===== Material provided

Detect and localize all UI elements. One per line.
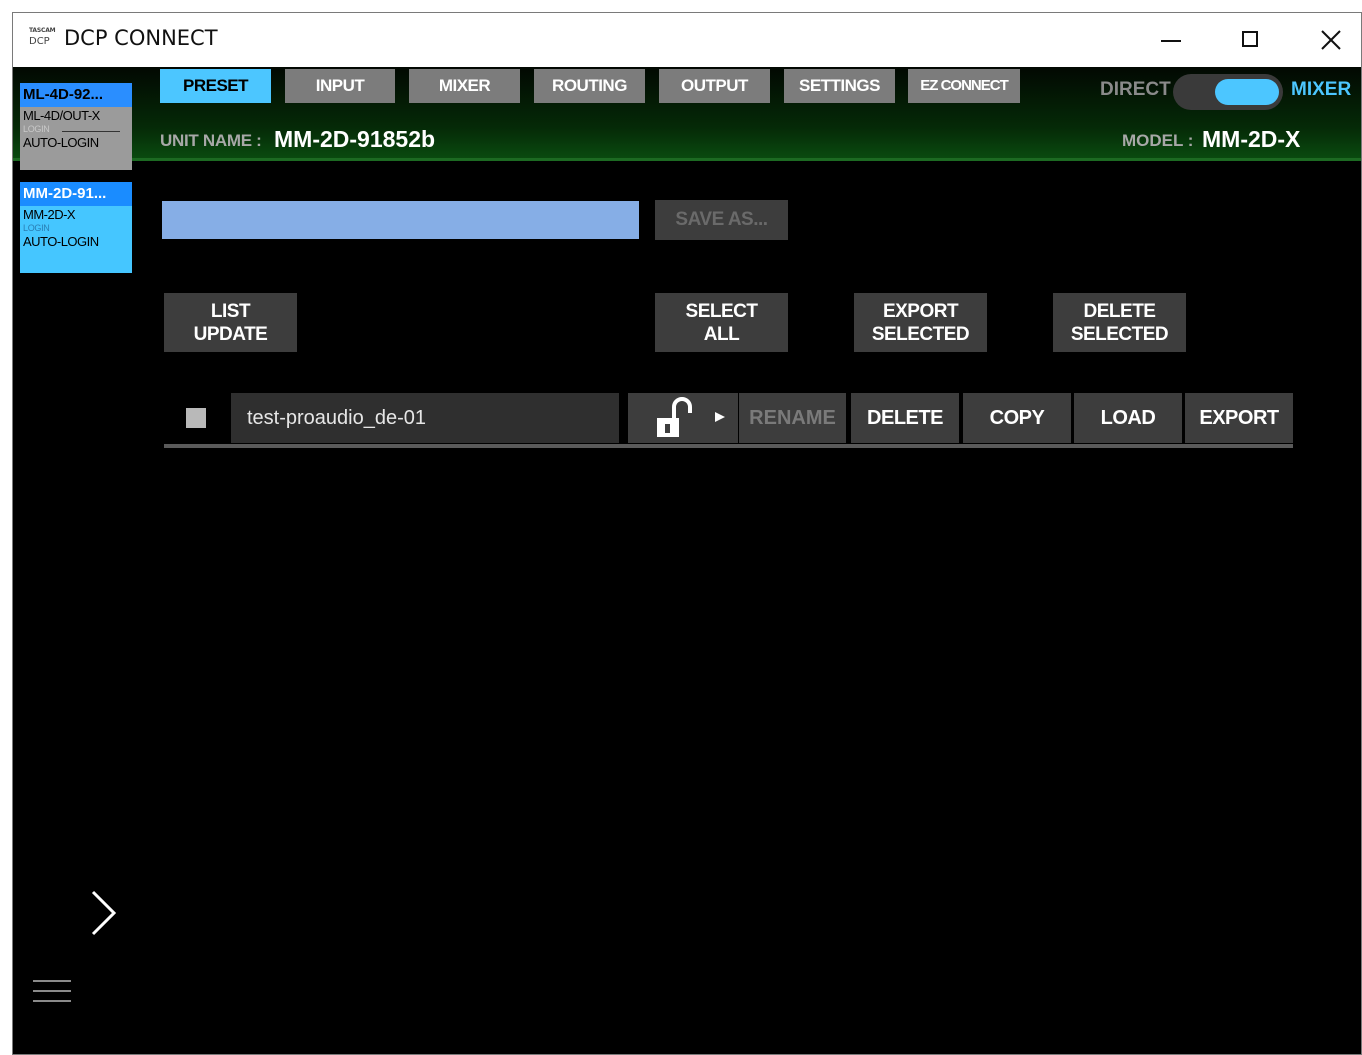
rename-button[interactable]: RENAME bbox=[739, 393, 846, 443]
unit-card-auto-login: AUTO-LOGIN bbox=[23, 234, 99, 249]
header-divider bbox=[13, 158, 1361, 161]
list-update-button[interactable]: LIST UPDATE bbox=[164, 293, 297, 352]
preset-row-checkbox[interactable] bbox=[186, 408, 206, 428]
preset-row-divider bbox=[164, 444, 1293, 448]
select-all-button[interactable]: SELECT ALL bbox=[655, 293, 788, 352]
export-selected-button[interactable]: EXPORT SELECTED bbox=[854, 293, 987, 352]
unit-card-ml-4d[interactable]: ML-4D-92... ML-4D/OUT-X LOGIN AUTO-LOGIN bbox=[20, 83, 132, 170]
maximize-button[interactable] bbox=[1231, 21, 1271, 59]
unlock-icon bbox=[657, 397, 692, 437]
lock-toggle-button[interactable] bbox=[628, 393, 738, 443]
unit-card-mm-2d[interactable]: MM-2D-91... MM-2D-X LOGIN AUTO-LOGIN bbox=[20, 182, 132, 273]
title-bar: TASCAM DCP DCP CONNECT bbox=[13, 13, 1361, 67]
unit-card-body: ML-4D/OUT-X LOGIN AUTO-LOGIN bbox=[20, 107, 132, 170]
unit-card-body: MM-2D-X LOGIN AUTO-LOGIN bbox=[20, 206, 132, 273]
close-icon bbox=[1321, 30, 1341, 50]
hamburger-menu-button[interactable] bbox=[33, 980, 71, 1010]
save-as-button[interactable]: SAVE AS... bbox=[655, 200, 788, 240]
tab-preset[interactable]: PRESET bbox=[160, 69, 271, 103]
unit-card-login: LOGIN bbox=[23, 223, 50, 233]
delete-selected-line1: DELETE bbox=[1083, 301, 1156, 322]
minimize-icon bbox=[1161, 40, 1181, 42]
unit-name-label: UNIT NAME : bbox=[160, 131, 262, 150]
maximize-icon bbox=[1242, 31, 1258, 47]
model-value: MM-2D-X bbox=[1202, 126, 1301, 152]
hamburger-menu-icon bbox=[33, 980, 71, 982]
copy-button[interactable]: COPY bbox=[963, 393, 1071, 443]
logo-product: DCP bbox=[29, 36, 50, 47]
export-button[interactable]: EXPORT bbox=[1185, 393, 1293, 443]
unit-card-auto-login: AUTO-LOGIN bbox=[23, 135, 99, 150]
unit-card-login: LOGIN bbox=[20, 124, 132, 134]
hamburger-menu-icon bbox=[33, 1000, 71, 1002]
mode-mixer-label: MIXER bbox=[1291, 79, 1352, 100]
preset-row-name[interactable]: test-proaudio_de-01 bbox=[231, 393, 619, 443]
tab-mixer[interactable]: MIXER bbox=[409, 69, 520, 103]
model-label: MODEL : bbox=[1122, 131, 1194, 150]
hamburger-menu-icon bbox=[33, 990, 71, 992]
select-all-line2: ALL bbox=[703, 324, 740, 345]
close-button[interactable] bbox=[1311, 21, 1351, 59]
chevron-right-icon bbox=[91, 890, 117, 936]
logo-brand: TASCAM bbox=[29, 27, 56, 34]
export-selected-line2: SELECTED bbox=[871, 324, 970, 345]
mode-toggle[interactable] bbox=[1173, 74, 1283, 110]
delete-selected-line2: SELECTED bbox=[1070, 324, 1169, 345]
app-logo: TASCAM DCP bbox=[29, 27, 59, 51]
minimize-button[interactable] bbox=[1151, 21, 1191, 59]
mode-toggle-knob bbox=[1215, 79, 1279, 105]
unit-card-model: ML-4D/OUT-X bbox=[23, 108, 100, 123]
unit-card-model: MM-2D-X bbox=[23, 207, 76, 222]
unit-name-value: MM-2D-91852b bbox=[274, 126, 436, 152]
preset-name-input[interactable] bbox=[162, 201, 639, 239]
unit-card-title: MM-2D-91... bbox=[20, 182, 132, 206]
tab-routing[interactable]: ROUTING bbox=[534, 69, 645, 103]
tab-input[interactable]: INPUT bbox=[285, 69, 395, 103]
tab-ez-connect[interactable]: EZ CONNECT bbox=[908, 69, 1020, 103]
tab-settings[interactable]: SETTINGS bbox=[784, 69, 895, 103]
select-all-line1: SELECT bbox=[685, 301, 758, 322]
window-title: DCP CONNECT bbox=[64, 26, 218, 50]
play-arrow-icon bbox=[715, 412, 725, 422]
list-update-line1: LIST bbox=[210, 301, 251, 322]
export-selected-line1: EXPORT bbox=[882, 301, 959, 322]
load-button[interactable]: LOAD bbox=[1074, 393, 1182, 443]
expand-sidebar-button[interactable] bbox=[89, 889, 119, 937]
delete-selected-button[interactable]: DELETE SELECTED bbox=[1053, 293, 1186, 352]
delete-button[interactable]: DELETE bbox=[851, 393, 959, 443]
mode-direct-label: DIRECT bbox=[1100, 79, 1171, 100]
app-window: TASCAM DCP DCP CONNECT ML-4D-92... ML-4D… bbox=[12, 12, 1362, 1055]
tab-output[interactable]: OUTPUT bbox=[659, 69, 770, 103]
list-update-line2: UPDATE bbox=[193, 324, 268, 345]
unit-card-title: ML-4D-92... bbox=[20, 83, 132, 107]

==========

### Exercise brief
Identify each line in the data above that contains the string "divider", and copy every such line in full.

### Solution for this exercise
header-divider bbox=[13, 158, 1361, 161]
preset-row-divider bbox=[164, 444, 1293, 448]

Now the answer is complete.